GIVEN REQUEST –
Restate the data word for word and leave the images out.

[Recorded data]
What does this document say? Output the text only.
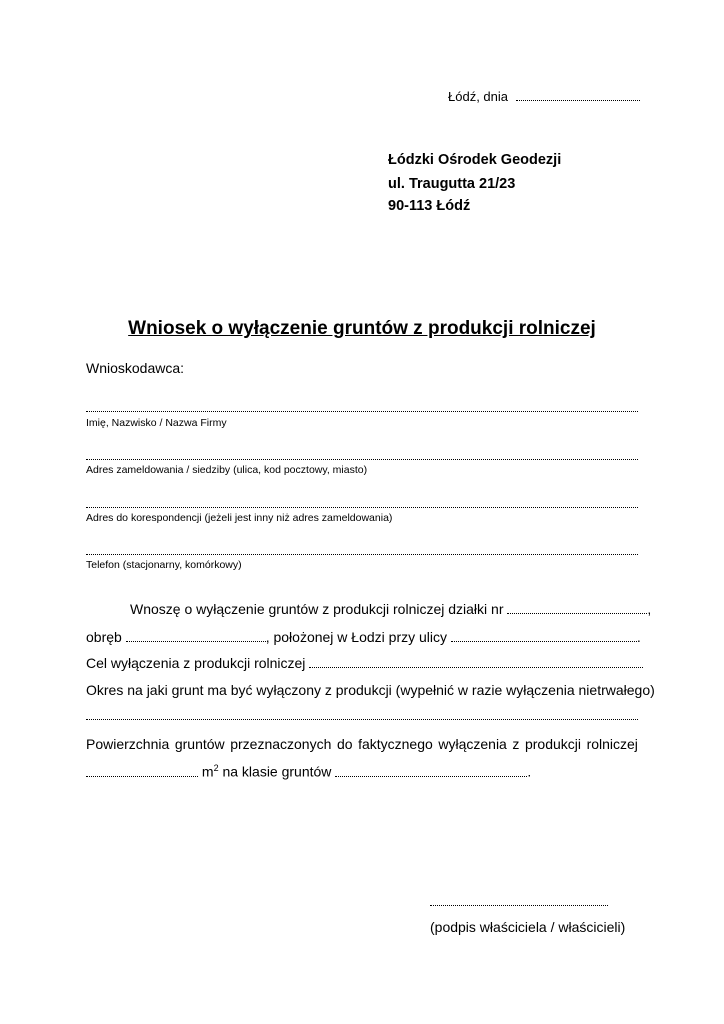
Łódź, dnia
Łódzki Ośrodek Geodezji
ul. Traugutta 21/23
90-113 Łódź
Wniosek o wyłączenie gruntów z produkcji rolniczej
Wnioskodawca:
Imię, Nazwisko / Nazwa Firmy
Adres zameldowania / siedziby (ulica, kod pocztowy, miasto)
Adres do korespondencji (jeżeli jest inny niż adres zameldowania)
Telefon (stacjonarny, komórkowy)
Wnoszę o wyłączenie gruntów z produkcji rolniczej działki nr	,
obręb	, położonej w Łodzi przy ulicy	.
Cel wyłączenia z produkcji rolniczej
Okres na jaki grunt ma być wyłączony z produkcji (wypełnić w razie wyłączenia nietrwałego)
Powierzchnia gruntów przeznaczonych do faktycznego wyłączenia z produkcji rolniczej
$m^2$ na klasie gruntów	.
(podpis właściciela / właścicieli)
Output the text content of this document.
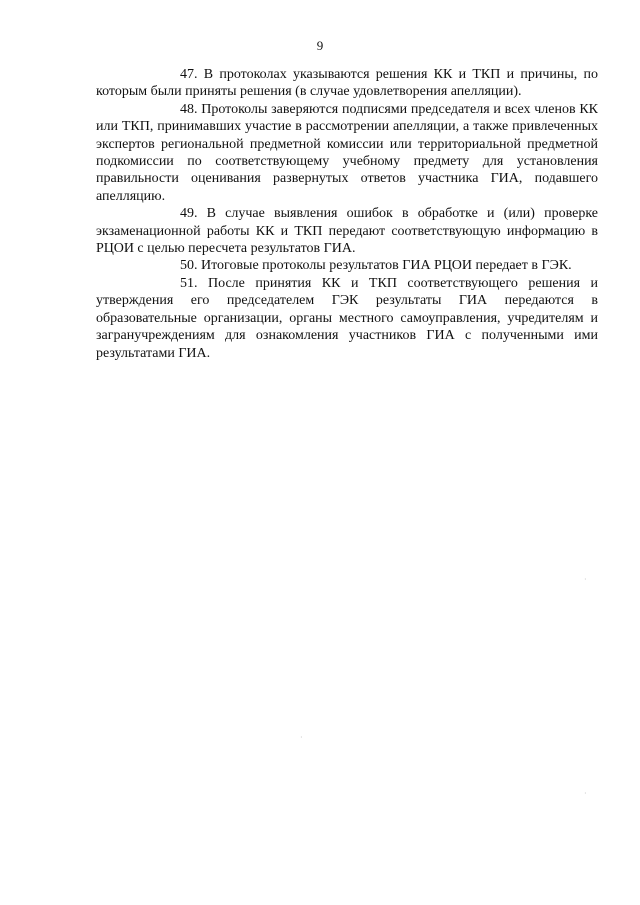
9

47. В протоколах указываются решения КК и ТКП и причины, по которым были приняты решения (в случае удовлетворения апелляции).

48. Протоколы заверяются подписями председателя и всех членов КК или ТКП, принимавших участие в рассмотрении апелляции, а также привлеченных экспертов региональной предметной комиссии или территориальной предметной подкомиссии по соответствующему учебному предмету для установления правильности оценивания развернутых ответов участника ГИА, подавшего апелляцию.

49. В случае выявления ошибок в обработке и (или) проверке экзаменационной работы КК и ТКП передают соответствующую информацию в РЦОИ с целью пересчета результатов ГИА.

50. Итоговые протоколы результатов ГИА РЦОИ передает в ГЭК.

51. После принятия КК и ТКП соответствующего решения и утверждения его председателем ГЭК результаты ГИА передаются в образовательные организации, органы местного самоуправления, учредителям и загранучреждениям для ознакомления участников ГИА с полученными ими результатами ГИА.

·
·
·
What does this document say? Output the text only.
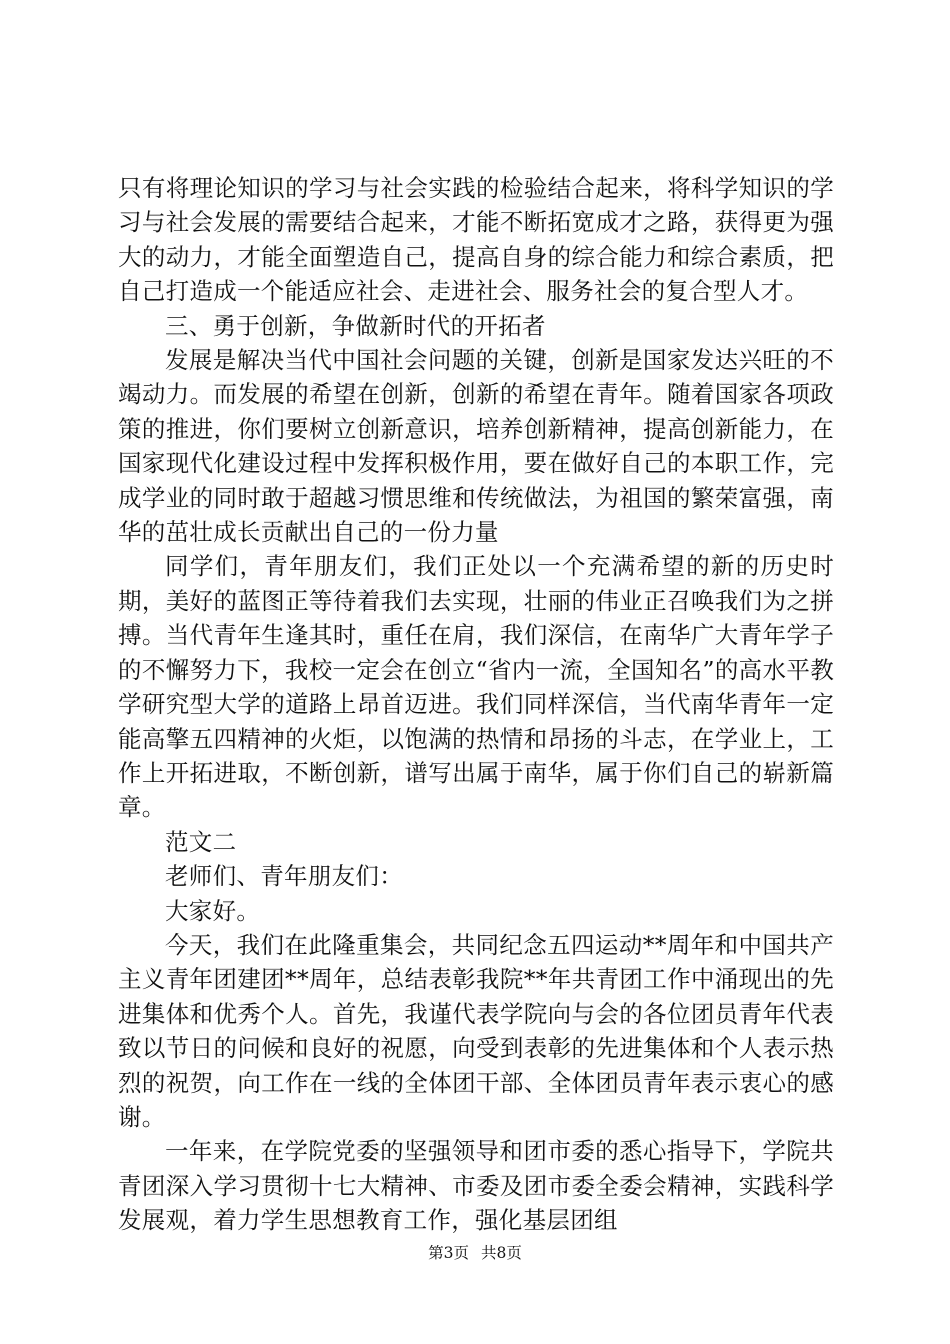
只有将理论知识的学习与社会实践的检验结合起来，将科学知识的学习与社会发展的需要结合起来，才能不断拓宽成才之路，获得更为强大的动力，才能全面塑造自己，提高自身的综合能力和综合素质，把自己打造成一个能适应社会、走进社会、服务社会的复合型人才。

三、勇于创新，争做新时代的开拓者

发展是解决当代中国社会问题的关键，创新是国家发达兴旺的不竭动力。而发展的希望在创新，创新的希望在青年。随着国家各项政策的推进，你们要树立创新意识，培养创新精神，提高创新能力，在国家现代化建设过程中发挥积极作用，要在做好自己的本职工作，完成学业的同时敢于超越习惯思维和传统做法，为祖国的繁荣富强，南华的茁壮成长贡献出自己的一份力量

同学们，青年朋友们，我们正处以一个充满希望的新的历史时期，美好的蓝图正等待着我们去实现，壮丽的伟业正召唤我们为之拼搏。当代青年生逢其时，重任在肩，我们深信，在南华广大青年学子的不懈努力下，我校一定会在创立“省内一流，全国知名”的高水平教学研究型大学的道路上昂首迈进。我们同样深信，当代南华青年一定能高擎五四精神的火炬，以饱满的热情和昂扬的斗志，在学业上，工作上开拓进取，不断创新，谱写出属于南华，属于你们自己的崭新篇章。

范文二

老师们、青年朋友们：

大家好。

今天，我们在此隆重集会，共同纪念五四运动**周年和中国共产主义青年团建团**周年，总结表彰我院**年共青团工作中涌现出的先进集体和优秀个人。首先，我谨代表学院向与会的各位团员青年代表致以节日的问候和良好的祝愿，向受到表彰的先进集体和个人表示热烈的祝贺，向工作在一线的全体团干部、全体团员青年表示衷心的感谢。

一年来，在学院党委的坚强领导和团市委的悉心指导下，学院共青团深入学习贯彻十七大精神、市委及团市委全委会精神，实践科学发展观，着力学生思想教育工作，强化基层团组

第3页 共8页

RESPONSE BELOW –
What does this document say? Output the text only.
Łódź, dnia
Łódzki Ośrodek Geodezji
ul. Traugutta 21/23
90-113 Łódź
Wniosek o wyłączenie gruntów z produkcji rolniczej
Wnioskodawca:
Imię, Nazwisko / Nazwa Firmy
Adres zameldowania / siedziby (ulica, kod pocztowy, miasto)
Adres do korespondencji (jeżeli jest inny niż adres zameldowania)
Telefon (stacjonarny, komórkowy)
Wnoszę o wyłączenie gruntów z produkcji rolniczej działki nr	,
obręb	, położonej w Łodzi przy ulicy	.
Cel wyłączenia z produkcji rolniczej
Okres na jaki grunt ma być wyłączony z produkcji (wypełnić w razie wyłączenia nietrwałego)
Powierzchnia gruntów przeznaczonych do faktycznego wyłączenia z produkcji rolniczej
$m^2$ na klasie gruntów	.
(podpis właściciela / właścicieli)
Output the text content of this document.
9

47. В протоколах указываются решения КК и ТКП и причины, по которым были приняты решения (в случае удовлетворения апелляции).

48. Протоколы заверяются подписями председателя и всех членов КК или ТКП, принимавших участие в рассмотрении апелляции, а также привлеченных экспертов региональной предметной комиссии или территориальной предметной подкомиссии по соответствующему учебному предмету для установления правильности оценивания развернутых ответов участника ГИА, подавшего апелляцию.

49. В случае выявления ошибок в обработке и (или) проверке экзаменационной работы КК и ТКП передают соответствующую информацию в РЦОИ с целью пересчета результатов ГИА.

50. Итоговые протоколы результатов ГИА РЦОИ передает в ГЭК.

51. После принятия КК и ТКП соответствующего решения и утверждения его председателем ГЭК результаты ГИА передаются в образовательные организации, органы местного самоуправления, учредителям и загранучреждениям для ознакомления участников ГИА с полученными ими результатами ГИА.

·
·
·
What does this document say? Output the text only.
只有将理论知识的学习与社会实践的检验结合起来，将科学知识的学习与社会发展的需要结合起来，才能不断拓宽成才之路，获得更为强大的动力，才能全面塑造自己，提高自身的综合能力和综合素质，把自己打造成一个能适应社会、走进社会、服务社会的复合型人才。

三、勇于创新，争做新时代的开拓者

发展是解决当代中国社会问题的关键，创新是国家发达兴旺的不竭动力。而发展的希望在创新，创新的希望在青年。随着国家各项政策的推进，你们要树立创新意识，培养创新精神，提高创新能力，在国家现代化建设过程中发挥积极作用，要在做好自己的本职工作，完成学业的同时敢于超越习惯思维和传统做法，为祖国的繁荣富强，南华的茁壮成长贡献出自己的一份力量

同学们，青年朋友们，我们正处以一个充满希望的新的历史时期，美好的蓝图正等待着我们去实现，壮丽的伟业正召唤我们为之拼搏。当代青年生逢其时，重任在肩，我们深信，在南华广大青年学子的不懈努力下，我校一定会在创立“省内一流，全国知名”的高水平教学研究型大学的道路上昂首迈进。我们同样深信，当代南华青年一定能高擎五四精神的火炬，以饱满的热情和昂扬的斗志，在学业上，工作上开拓进取，不断创新，谱写出属于南华，属于你们自己的崭新篇章。

范文二

老师们、青年朋友们：

大家好。

今天，我们在此隆重集会，共同纪念五四运动**周年和中国共产主义青年团建团**周年，总结表彰我院**年共青团工作中涌现出的先进集体和优秀个人。首先，我谨代表学院向与会的各位团员青年代表致以节日的问候和良好的祝愿，向受到表彰的先进集体和个人表示热烈的祝贺，向工作在一线的全体团干部、全体团员青年表示衷心的感谢。

一年来，在学院党委的坚强领导和团市委的悉心指导下，学院共青团深入学习贯彻十七大精神、市委及团市委全委会精神，实践科学发展观，着力学生思想教育工作，强化基层团组

第3页 共8页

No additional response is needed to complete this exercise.